(Qué debes hacer):
Prosigue el texto sobre la guerra de Irak y sus sobrevivientes a partir de su última oración.

(Texto para analizar):

──────────────────────────────

Anuncian las huestes de los cobardes el éxito de su ofensiva y el final de la guerra de Irak. Pero la guerra nunca fue “de Irak”, porque Irak no hizo la guerra. Además, tampoco fue una guerra. La guerra supone dos bandos armados en conflicto y eso escasamente ocurrió. Se trató, sí, del criminal genocidio, de la devastación, de la catástrofe y del despojo total del sufrido e indefenso pueblo iraquí.
Una parte de ese pueblo retorna ahora del exilio, otra emerge de los refugios subterráneos en los que se ocultó durante el diluvio de bombas. Son los sobrevivientes del holocausto; los que obedecieron y dieron la falsa bienvenida para preservar la vida; los testigos del exterminio de sus seres amados; los espectadores obligados de la devastación de casas, escuelas, museos, hospitales, mercados, bibliotecas, templos de oración, estadios, cines, palacios, teatros y tantas otras “torres gemelas” convertidas ahora en silenciosos cementerios. ¡Cuánto se parecen estos iraquíes a los prisioneros liberados de los campos de concentración nazi!; ¡Cómo se parecen por su caquéctica indiferencia, su encandilado desconcierto y su torpe deambular sin destino!.

──────────────────────────────

(Registros proporcionados):
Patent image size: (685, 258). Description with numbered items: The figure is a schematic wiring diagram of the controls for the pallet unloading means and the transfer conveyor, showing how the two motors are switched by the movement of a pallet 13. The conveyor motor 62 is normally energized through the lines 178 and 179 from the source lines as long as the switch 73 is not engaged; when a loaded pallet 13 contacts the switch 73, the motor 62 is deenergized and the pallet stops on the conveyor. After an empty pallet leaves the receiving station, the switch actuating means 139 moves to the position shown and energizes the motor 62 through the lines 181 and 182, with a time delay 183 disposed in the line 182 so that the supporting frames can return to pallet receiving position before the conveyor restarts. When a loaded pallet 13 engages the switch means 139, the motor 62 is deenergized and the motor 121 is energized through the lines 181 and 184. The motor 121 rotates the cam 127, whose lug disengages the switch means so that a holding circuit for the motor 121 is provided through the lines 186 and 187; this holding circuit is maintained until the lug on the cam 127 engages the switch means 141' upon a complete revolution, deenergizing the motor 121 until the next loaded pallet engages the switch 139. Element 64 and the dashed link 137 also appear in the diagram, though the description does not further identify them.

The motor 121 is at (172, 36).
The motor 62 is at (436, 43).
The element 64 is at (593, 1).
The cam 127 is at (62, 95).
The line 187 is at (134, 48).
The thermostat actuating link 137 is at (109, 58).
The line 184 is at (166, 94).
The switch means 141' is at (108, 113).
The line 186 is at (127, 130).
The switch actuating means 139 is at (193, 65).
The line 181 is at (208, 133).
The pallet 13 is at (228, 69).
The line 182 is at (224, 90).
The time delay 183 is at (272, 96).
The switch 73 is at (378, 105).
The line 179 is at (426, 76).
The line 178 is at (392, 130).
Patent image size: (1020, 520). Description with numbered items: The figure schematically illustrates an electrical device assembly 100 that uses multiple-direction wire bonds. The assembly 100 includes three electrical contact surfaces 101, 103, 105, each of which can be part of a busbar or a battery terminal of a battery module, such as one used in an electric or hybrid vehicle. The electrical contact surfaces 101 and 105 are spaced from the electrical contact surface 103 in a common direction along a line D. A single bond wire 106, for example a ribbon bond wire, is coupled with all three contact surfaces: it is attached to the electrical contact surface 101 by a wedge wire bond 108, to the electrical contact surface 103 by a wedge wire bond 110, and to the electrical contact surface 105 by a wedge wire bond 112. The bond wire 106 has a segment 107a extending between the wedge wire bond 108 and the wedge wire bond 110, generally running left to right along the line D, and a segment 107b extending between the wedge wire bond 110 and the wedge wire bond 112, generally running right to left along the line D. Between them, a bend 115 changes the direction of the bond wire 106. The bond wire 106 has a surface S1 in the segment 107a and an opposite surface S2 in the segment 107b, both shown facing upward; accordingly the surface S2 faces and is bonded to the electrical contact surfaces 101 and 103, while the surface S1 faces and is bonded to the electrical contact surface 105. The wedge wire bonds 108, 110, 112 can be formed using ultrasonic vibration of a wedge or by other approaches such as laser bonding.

──────────────────────────────

(Tu respuesta):
Pero, muy pronto, estos sobrevivientes hallarán en las ruinas de sus ciudades, en el recuerdo de sus familias muertas y en la insultante presencia de los asesinos y saqueadores, la inspiración y la fuerza para iniciar, ahora sí, la guerra de Irak, la guerra del pueblo de Irak, y junto a él, la guerra de todos los pueblos con sed de justicia. Porque si antes sólo fuimos un clamor mundial por la paz, ahora tendremos que ser ejército de resistencia mundial y de liberación, guerra contra este Imperio cruel, mentiroso e inmoral que ahora domina y destruye la tierra.
Irak será en adelante la bandera del antiimperialismo, el llamado a la intifada, el polvorín encendido, el bosque de puños en alto, el grito invocador de justicia, el gesto de repugnancia ante el festín de los chacales, el manantial del torrente de lágrimas vertidas por los niños amputados y sus madres desoladas, el himno por la gloria de los heroicos soldados que fueron incinerados al defender su patria.
Mercachifles: ¡Irak no ha caído, ni caerá!. Por el contrario, se erige como magno desafío a la paz, como despiadada afrenta a la justicia, como otro Auschwitz y otra Hiroshima que desde su silencio espectral acusan a las bestias sanguinarias que son la esencia del mal en este mundo.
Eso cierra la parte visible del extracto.